* _Records to process_:
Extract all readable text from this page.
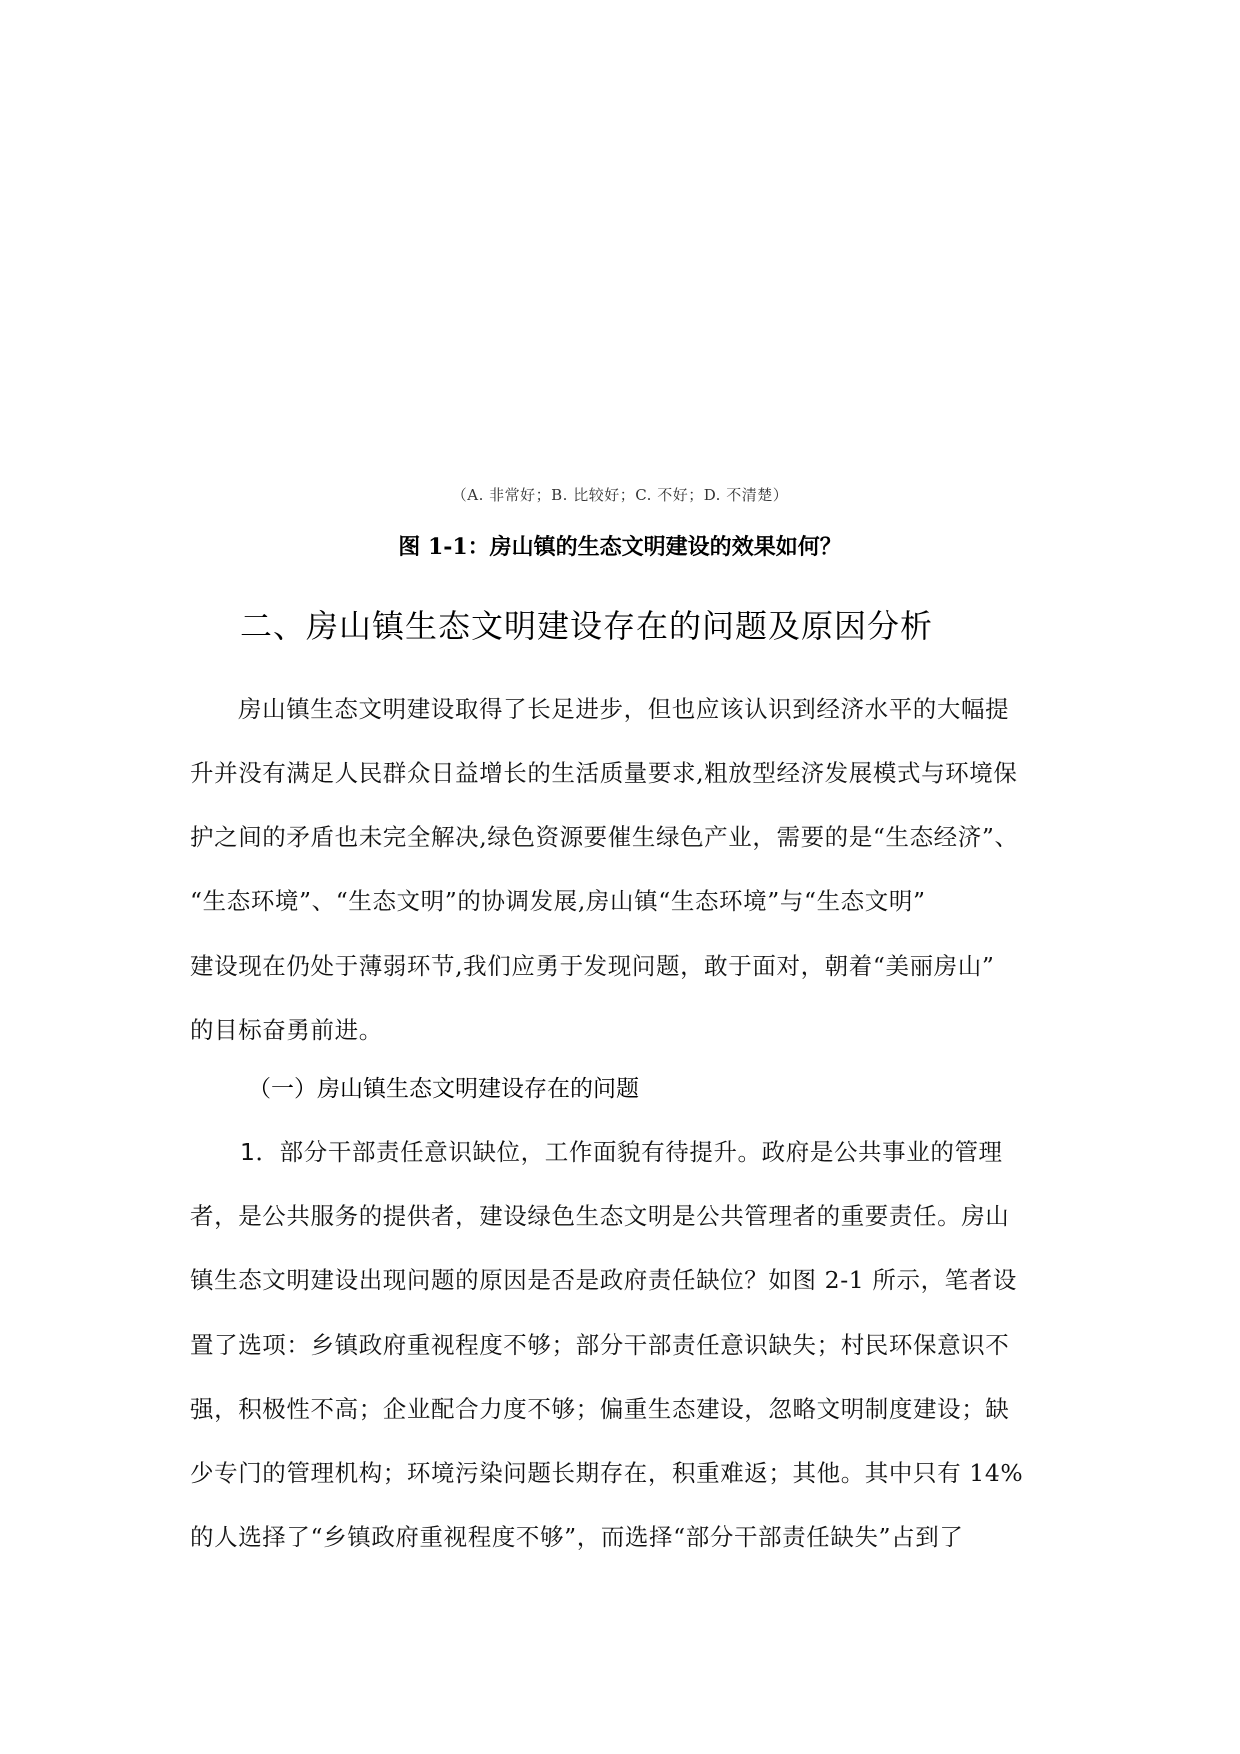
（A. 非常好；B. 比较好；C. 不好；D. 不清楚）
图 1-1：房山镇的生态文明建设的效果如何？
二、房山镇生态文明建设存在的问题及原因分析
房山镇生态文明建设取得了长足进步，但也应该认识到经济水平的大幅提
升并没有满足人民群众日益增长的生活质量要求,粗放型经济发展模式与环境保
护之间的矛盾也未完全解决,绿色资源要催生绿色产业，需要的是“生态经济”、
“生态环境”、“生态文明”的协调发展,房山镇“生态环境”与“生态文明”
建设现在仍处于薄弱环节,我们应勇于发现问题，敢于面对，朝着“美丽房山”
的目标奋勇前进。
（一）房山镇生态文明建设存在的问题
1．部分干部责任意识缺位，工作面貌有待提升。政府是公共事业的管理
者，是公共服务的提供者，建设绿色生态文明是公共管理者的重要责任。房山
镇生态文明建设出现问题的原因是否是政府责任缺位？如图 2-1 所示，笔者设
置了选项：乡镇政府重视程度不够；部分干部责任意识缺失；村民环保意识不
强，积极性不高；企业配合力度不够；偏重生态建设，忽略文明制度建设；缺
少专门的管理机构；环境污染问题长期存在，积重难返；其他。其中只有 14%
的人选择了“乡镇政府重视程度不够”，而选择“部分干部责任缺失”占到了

* * *

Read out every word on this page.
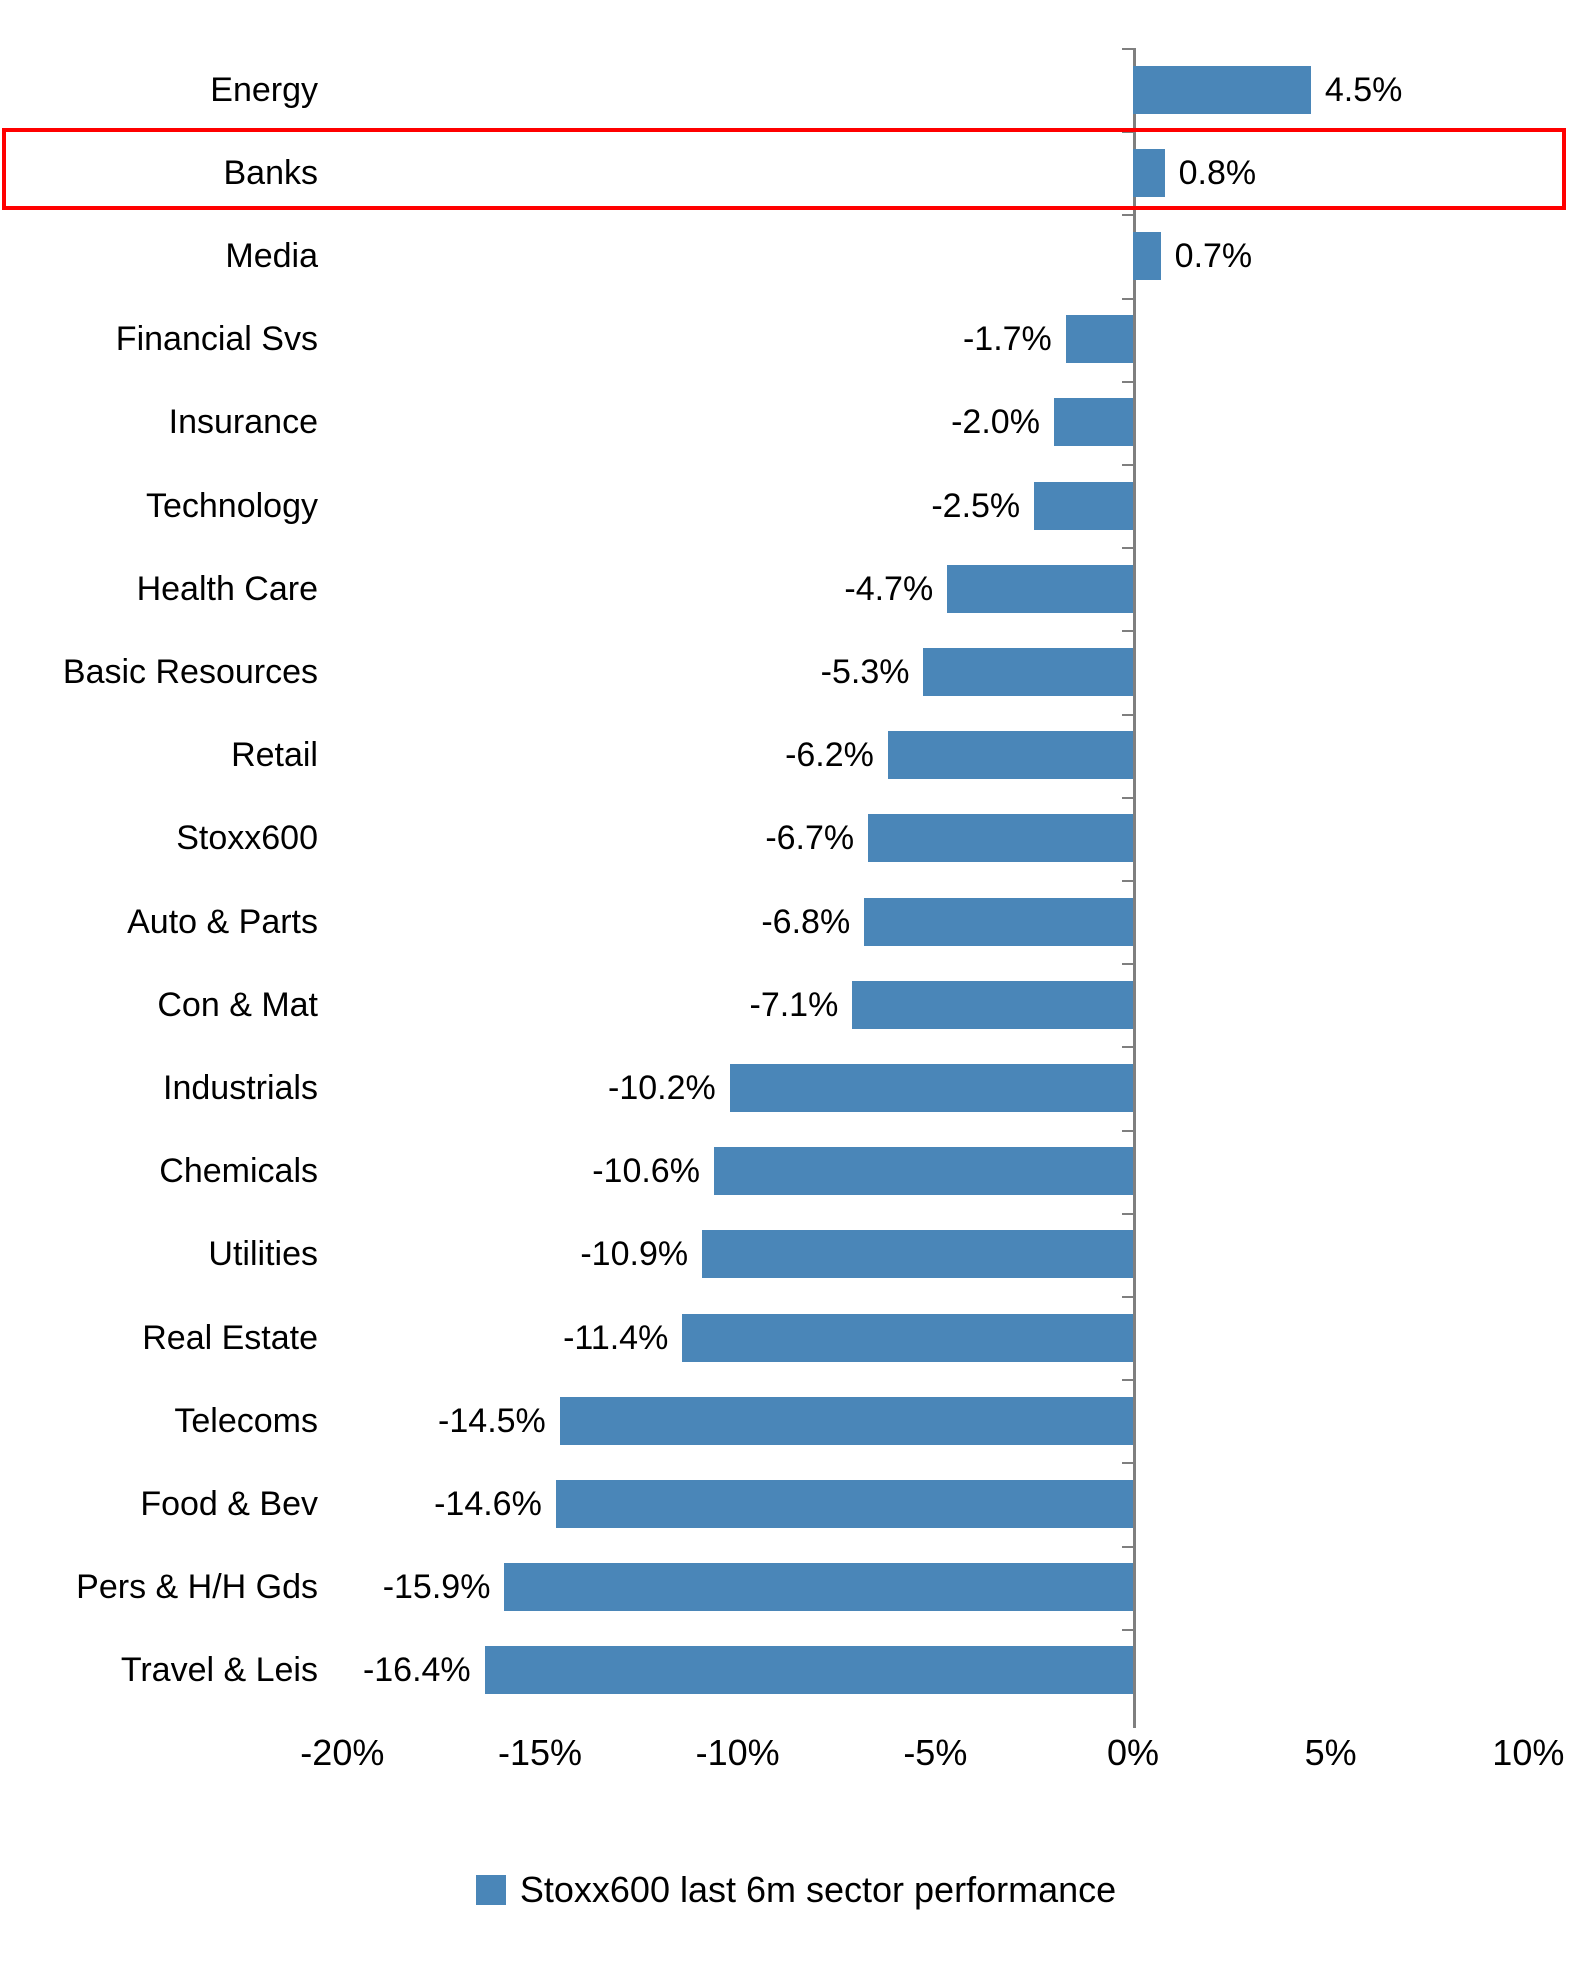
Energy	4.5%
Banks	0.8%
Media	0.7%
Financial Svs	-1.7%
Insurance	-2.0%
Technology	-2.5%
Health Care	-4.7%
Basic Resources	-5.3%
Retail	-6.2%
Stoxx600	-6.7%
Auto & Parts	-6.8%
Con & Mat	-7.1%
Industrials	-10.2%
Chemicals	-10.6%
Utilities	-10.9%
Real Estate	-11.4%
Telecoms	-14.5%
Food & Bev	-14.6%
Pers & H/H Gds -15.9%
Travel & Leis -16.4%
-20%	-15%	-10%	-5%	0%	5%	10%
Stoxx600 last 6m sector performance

* _Task details_: In the entries above, how many lines contain the word "乡镇政府重视程度不够"? Answer with the number only.

* _Reply_: 2